TASK TO CARRY OUT:
Each entry below should be written out exactly as it is, with no pictures.
═══ DATASET RECORDS
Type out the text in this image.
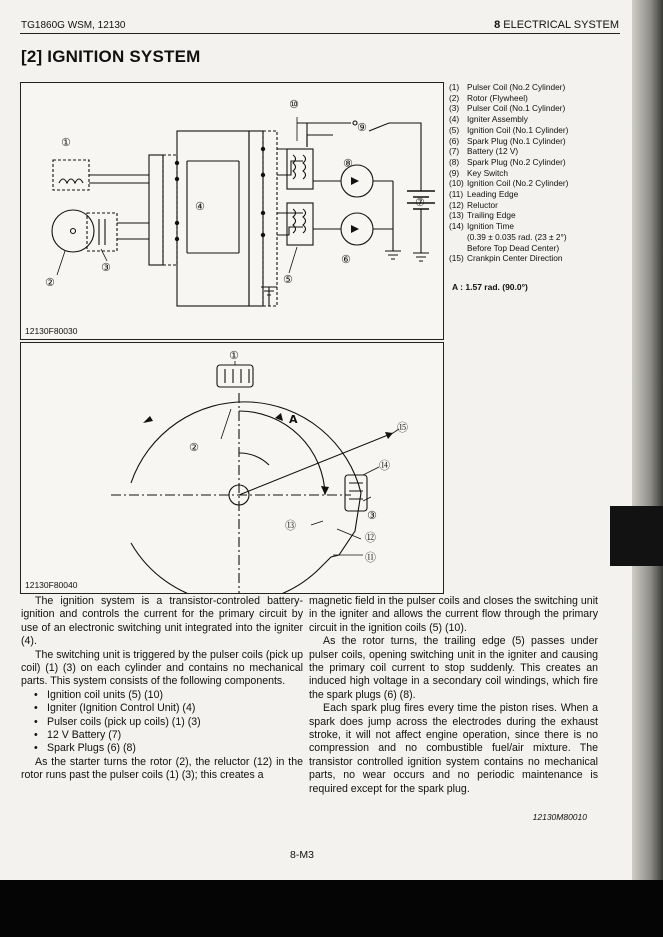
TG1860G WSM, 12130	8 ELECTRICAL SYSTEM
[2] IGNITION SYSTEM
①
②
③
④
⑤
⑥
⑦
⑧
⑨
⑩
12130F80030
①
②
③
⑪
⑫
⑬
⑭
⑮
A
12130F80040
(1) Pulser Coil (No.2 Cylinder)
(2) Rotor (Flywheel)
(3) Pulser Coil (No.1 Cylinder)
(4) Igniter Assembly
(5) Ignition Coil (No.1 Cylinder)
(6) Spark Plug (No.1 Cylinder)
(7) Battery (12 V)
(8) Spark Plug (No.2 Cylinder)
(9) Key Switch
(10) Ignition Coil (No.2 Cylinder)
(11) Leading Edge
(12) Reluctor
(13) Trailing Edge
(14) Ignition Time
(0.39 ± 0.035 rad. (23 ± 2°)
Before Top Dead Center)
(15) Crankpin Center Direction
A : 1.57 rad. (90.0°)

The ignition system is a transistor-controled battery-ignition and controls the current for the primary circuit by use of an electronic switching unit integrated into the igniter (4).

The switching unit is triggered by the pulser coils (pick up coil) (1) (3) on each cylinder and contains no mechanical parts. This system consists of the following components.

• Ignition coil units (5) (10)
• Igniter (Ignition Control Unit) (4)
• Pulser coils (pick up coils) (1) (3)
• 12 V Battery (7)
• Spark Plugs (6) (8)

As the starter turns the rotor (2), the reluctor (12) in the rotor runs past the pulser coils (1) (3); this creates a

magnetic field in the pulser coils and closes the switching unit in the igniter and allows the current flow through the primary circuit in the ignition coils (5) (10).

As the rotor turns, the trailing edge (5) passes under pulser coils, opening switching unit in the igniter and causing the primary coil current to stop suddenly. This creates an induced high voltage in a secondary coil windings, which fire the spark plugs (6) (8).

Each spark plug fires every time the piston rises. When a spark does jump across the electrodes during the exhaust stroke, it will not affect engine operation, since there is no compression and no combustible fuel/air mixture. The transistor controlled ignition system contains no mechanical parts, no wear occurs and no periodic maintenance is required except for the spark plug.

12130M80010
8-M3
══════
THE SOLUTION:
Type out the text in this image.
TG1860G WSM, 12130	8 ELECTRICAL SYSTEM
[2] IGNITION SYSTEM
①
②
③
④
⑤
⑥
⑦
⑧
⑨
⑩
12130F80030
①
②
③
⑪
⑫
⑬
⑭
⑮
A
12130F80040
(1) Pulser Coil (No.2 Cylinder)
(2) Rotor (Flywheel)
(3) Pulser Coil (No.1 Cylinder)
(4) Igniter Assembly
(5) Ignition Coil (No.1 Cylinder)
(6) Spark Plug (No.1 Cylinder)
(7) Battery (12 V)
(8) Spark Plug (No.2 Cylinder)
(9) Key Switch
(10) Ignition Coil (No.2 Cylinder)
(11) Leading Edge
(12) Reluctor
(13) Trailing Edge
(14) Ignition Time
(0.39 ± 0.035 rad. (23 ± 2°)
Before Top Dead Center)
(15) Crankpin Center Direction
A : 1.57 rad. (90.0°)

The ignition system is a transistor-controled battery-ignition and controls the current for the primary circuit by use of an electronic switching unit integrated into the igniter (4).

The switching unit is triggered by the pulser coils (pick up coil) (1) (3) on each cylinder and contains no mechanical parts. This system consists of the following components.

• Ignition coil units (5) (10)
• Igniter (Ignition Control Unit) (4)
• Pulser coils (pick up coils) (1) (3)
• 12 V Battery (7)
• Spark Plugs (6) (8)

As the starter turns the rotor (2), the reluctor (12) in the rotor runs past the pulser coils (1) (3); this creates a

magnetic field in the pulser coils and closes the switching unit in the igniter and allows the current flow through the primary circuit in the ignition coils (5) (10).

As the rotor turns, the trailing edge (5) passes under pulser coils, opening switching unit in the igniter and causing the primary coil current to stop suddenly. This creates an induced high voltage in a secondary coil windings, which fire the spark plugs (6) (8).

Each spark plug fires every time the piston rises. When a spark does jump across the electrodes during the exhaust stroke, it will not affect engine operation, since there is no compression and no combustible fuel/air mixture. The transistor controlled ignition system contains no mechanical parts, no wear occurs and no periodic maintenance is required except for the spark plug.

12130M80010
8-M3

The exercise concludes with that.